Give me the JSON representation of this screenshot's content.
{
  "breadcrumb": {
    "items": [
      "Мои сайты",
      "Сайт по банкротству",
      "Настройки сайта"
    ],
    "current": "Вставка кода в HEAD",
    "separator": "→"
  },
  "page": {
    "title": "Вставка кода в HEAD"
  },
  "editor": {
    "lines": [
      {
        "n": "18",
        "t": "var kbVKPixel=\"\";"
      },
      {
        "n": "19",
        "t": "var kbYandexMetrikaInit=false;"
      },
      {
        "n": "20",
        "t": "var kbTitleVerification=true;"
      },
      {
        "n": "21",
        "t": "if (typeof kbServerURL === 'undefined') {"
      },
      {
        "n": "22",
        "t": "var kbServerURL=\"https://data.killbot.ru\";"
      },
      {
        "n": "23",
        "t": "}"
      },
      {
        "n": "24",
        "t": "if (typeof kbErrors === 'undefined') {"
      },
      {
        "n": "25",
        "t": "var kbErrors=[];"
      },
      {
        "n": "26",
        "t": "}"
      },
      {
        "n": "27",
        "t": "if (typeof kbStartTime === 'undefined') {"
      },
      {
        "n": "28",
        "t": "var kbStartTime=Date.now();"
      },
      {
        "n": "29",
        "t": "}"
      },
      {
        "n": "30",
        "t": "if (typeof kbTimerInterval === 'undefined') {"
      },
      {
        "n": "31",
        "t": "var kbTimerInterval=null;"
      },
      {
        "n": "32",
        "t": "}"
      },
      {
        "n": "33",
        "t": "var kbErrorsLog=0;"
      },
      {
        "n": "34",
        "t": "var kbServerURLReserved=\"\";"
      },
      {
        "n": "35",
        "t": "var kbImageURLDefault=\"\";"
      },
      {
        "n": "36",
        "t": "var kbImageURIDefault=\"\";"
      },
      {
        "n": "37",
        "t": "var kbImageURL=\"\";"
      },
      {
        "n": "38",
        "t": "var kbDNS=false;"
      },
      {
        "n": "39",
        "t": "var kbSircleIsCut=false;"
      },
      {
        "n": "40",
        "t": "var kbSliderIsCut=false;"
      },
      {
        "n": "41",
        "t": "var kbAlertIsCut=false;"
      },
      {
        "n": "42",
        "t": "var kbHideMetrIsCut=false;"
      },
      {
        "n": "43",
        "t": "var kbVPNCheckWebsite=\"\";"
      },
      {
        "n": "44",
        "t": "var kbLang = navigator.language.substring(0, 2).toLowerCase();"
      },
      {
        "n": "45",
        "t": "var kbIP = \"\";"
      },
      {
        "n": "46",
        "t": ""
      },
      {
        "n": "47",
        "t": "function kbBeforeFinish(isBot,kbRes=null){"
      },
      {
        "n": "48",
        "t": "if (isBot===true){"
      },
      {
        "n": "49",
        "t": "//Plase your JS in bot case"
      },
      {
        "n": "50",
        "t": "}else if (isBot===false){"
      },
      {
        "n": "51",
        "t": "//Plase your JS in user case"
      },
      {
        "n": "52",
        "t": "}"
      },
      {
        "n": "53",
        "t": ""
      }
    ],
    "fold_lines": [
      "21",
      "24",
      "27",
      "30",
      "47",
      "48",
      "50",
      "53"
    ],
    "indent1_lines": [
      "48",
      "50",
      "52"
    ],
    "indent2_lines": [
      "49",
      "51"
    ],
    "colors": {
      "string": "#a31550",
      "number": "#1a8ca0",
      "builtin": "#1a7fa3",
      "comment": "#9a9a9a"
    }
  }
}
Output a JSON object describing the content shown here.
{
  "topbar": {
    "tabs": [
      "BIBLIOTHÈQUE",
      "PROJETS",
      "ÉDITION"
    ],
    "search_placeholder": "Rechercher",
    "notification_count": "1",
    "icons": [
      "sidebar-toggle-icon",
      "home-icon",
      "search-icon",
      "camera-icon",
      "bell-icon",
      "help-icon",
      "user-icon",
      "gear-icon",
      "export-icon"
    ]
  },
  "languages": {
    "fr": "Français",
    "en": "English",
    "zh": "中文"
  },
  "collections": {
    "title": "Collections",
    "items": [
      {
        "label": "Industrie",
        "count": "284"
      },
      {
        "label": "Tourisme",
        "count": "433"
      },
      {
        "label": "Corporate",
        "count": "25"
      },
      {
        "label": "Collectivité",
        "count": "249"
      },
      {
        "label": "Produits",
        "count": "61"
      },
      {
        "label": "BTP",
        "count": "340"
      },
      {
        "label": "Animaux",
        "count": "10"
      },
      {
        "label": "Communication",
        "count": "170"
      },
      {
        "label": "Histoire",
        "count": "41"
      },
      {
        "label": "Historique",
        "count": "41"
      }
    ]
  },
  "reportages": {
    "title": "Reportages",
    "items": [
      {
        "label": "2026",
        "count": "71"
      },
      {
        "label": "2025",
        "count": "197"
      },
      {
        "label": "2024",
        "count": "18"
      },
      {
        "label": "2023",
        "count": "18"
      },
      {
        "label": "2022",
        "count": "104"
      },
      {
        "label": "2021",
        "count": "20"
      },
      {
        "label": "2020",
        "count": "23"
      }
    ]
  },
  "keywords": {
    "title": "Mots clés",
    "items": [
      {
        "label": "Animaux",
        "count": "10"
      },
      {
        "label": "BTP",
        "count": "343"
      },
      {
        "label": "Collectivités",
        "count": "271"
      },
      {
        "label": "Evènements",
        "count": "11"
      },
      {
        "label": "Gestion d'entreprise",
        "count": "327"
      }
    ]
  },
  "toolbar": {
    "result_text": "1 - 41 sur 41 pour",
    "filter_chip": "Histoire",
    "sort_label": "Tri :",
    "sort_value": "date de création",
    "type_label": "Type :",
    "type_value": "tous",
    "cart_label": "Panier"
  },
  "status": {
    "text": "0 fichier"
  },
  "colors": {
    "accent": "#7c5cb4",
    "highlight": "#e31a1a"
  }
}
------------
■ Exercise description ■
Reproduce the records above exactly.

■ Response ■
Give me the JSON representation of this screenshot's content.
{
  "breadcrumb": {
    "items": [
      "Мои сайты",
      "Сайт по банкротству",
      "Настройки сайта"
    ],
    "current": "Вставка кода в HEAD",
    "separator": "→"
  },
  "page": {
    "title": "Вставка кода в HEAD"
  },
  "editor": {
    "lines": [
      {
        "n": "18",
        "t": "var kbVKPixel=\"\";"
      },
      {
        "n": "19",
        "t": "var kbYandexMetrikaInit=false;"
      },
      {
        "n": "20",
        "t": "var kbTitleVerification=true;"
      },
      {
        "n": "21",
        "t": "if (typeof kbServerURL === 'undefined') {"
      },
      {
        "n": "22",
        "t": "var kbServerURL=\"https://data.killbot.ru\";"
      },
      {
        "n": "23",
        "t": "}"
      },
      {
        "n": "24",
        "t": "if (typeof kbErrors === 'undefined') {"
      },
      {
        "n": "25",
        "t": "var kbErrors=[];"
      },
      {
        "n": "26",
        "t": "}"
      },
      {
        "n": "27",
        "t": "if (typeof kbStartTime === 'undefined') {"
      },
      {
        "n": "28",
        "t": "var kbStartTime=Date.now();"
      },
      {
        "n": "29",
        "t": "}"
      },
      {
        "n": "30",
        "t": "if (typeof kbTimerInterval === 'undefined') {"
      },
      {
        "n": "31",
        "t": "var kbTimerInterval=null;"
      },
      {
        "n": "32",
        "t": "}"
      },
      {
        "n": "33",
        "t": "var kbErrorsLog=0;"
      },
      {
        "n": "34",
        "t": "var kbServerURLReserved=\"\";"
      },
      {
        "n": "35",
        "t": "var kbImageURLDefault=\"\";"
      },
      {
        "n": "36",
        "t": "var kbImageURIDefault=\"\";"
      },
      {
        "n": "37",
        "t": "var kbImageURL=\"\";"
      },
      {
        "n": "38",
        "t": "var kbDNS=false;"
      },
      {
        "n": "39",
        "t": "var kbSircleIsCut=false;"
      },
      {
        "n": "40",
        "t": "var kbSliderIsCut=false;"
      },
      {
        "n": "41",
        "t": "var kbAlertIsCut=false;"
      },
      {
        "n": "42",
        "t": "var kbHideMetrIsCut=false;"
      },
      {
        "n": "43",
        "t": "var kbVPNCheckWebsite=\"\";"
      },
      {
        "n": "44",
        "t": "var kbLang = navigator.language.substring(0, 2).toLowerCase();"
      },
      {
        "n": "45",
        "t": "var kbIP = \"\";"
      },
      {
        "n": "46",
        "t": ""
      },
      {
        "n": "47",
        "t": "function kbBeforeFinish(isBot,kbRes=null){"
      },
      {
        "n": "48",
        "t": "if (isBot===true){"
      },
      {
        "n": "49",
        "t": "//Plase your JS in bot case"
      },
      {
        "n": "50",
        "t": "}else if (isBot===false){"
      },
      {
        "n": "51",
        "t": "//Plase your JS in user case"
      },
      {
        "n": "52",
        "t": "}"
      },
      {
        "n": "53",
        "t": ""
      }
    ],
    "fold_lines": [
      "21",
      "24",
      "27",
      "30",
      "47",
      "48",
      "50",
      "53"
    ],
    "indent1_lines": [
      "48",
      "50",
      "52"
    ],
    "indent2_lines": [
      "49",
      "51"
    ],
    "colors": {
      "string": "#a31550",
      "number": "#1a8ca0",
      "builtin": "#1a7fa3",
      "comment": "#9a9a9a"
    }
  }
}
Output a JSON object describing the content shown here.
{
  "topbar": {
    "tabs": [
      "BIBLIOTHÈQUE",
      "PROJETS",
      "ÉDITION"
    ],
    "search_placeholder": "Rechercher",
    "notification_count": "1",
    "icons": [
      "sidebar-toggle-icon",
      "home-icon",
      "search-icon",
      "camera-icon",
      "bell-icon",
      "help-icon",
      "user-icon",
      "gear-icon",
      "export-icon"
    ]
  },
  "languages": {
    "fr": "Français",
    "en": "English",
    "zh": "中文"
  },
  "collections": {
    "title": "Collections",
    "items": [
      {
        "label": "Industrie",
        "count": "284"
      },
      {
        "label": "Tourisme",
        "count": "433"
      },
      {
        "label": "Corporate",
        "count": "25"
      },
      {
        "label": "Collectivité",
        "count": "249"
      },
      {
        "label": "Produits",
        "count": "61"
      },
      {
        "label": "BTP",
        "count": "340"
      },
      {
        "label": "Animaux",
        "count": "10"
      },
      {
        "label": "Communication",
        "count": "170"
      },
      {
        "label": "Histoire",
        "count": "41"
      },
      {
        "label": "Historique",
        "count": "41"
      }
    ]
  },
  "reportages": {
    "title": "Reportages",
    "items": [
      {
        "label": "2026",
        "count": "71"
      },
      {
        "label": "2025",
        "count": "197"
      },
      {
        "label": "2024",
        "count": "18"
      },
      {
        "label": "2023",
        "count": "18"
      },
      {
        "label": "2022",
        "count": "104"
      },
      {
        "label": "2021",
        "count": "20"
      },
      {
        "label": "2020",
        "count": "23"
      }
    ]
  },
  "keywords": {
    "title": "Mots clés",
    "items": [
      {
        "label": "Animaux",
        "count": "10"
      },
      {
        "label": "BTP",
        "count": "343"
      },
      {
        "label": "Collectivités",
        "count": "271"
      },
      {
        "label": "Evènements",
        "count": "11"
      },
      {
        "label": "Gestion d'entreprise",
        "count": "327"
      }
    ]
  },
  "toolbar": {
    "result_text": "1 - 41 sur 41 pour",
    "filter_chip": "Histoire",
    "sort_label": "Tri :",
    "sort_value": "date de création",
    "type_label": "Type :",
    "type_value": "tous",
    "cart_label": "Panier"
  },
  "status": {
    "text": "0 fichier"
  },
  "colors": {
    "accent": "#7c5cb4",
    "highlight": "#e31a1a"
  }
}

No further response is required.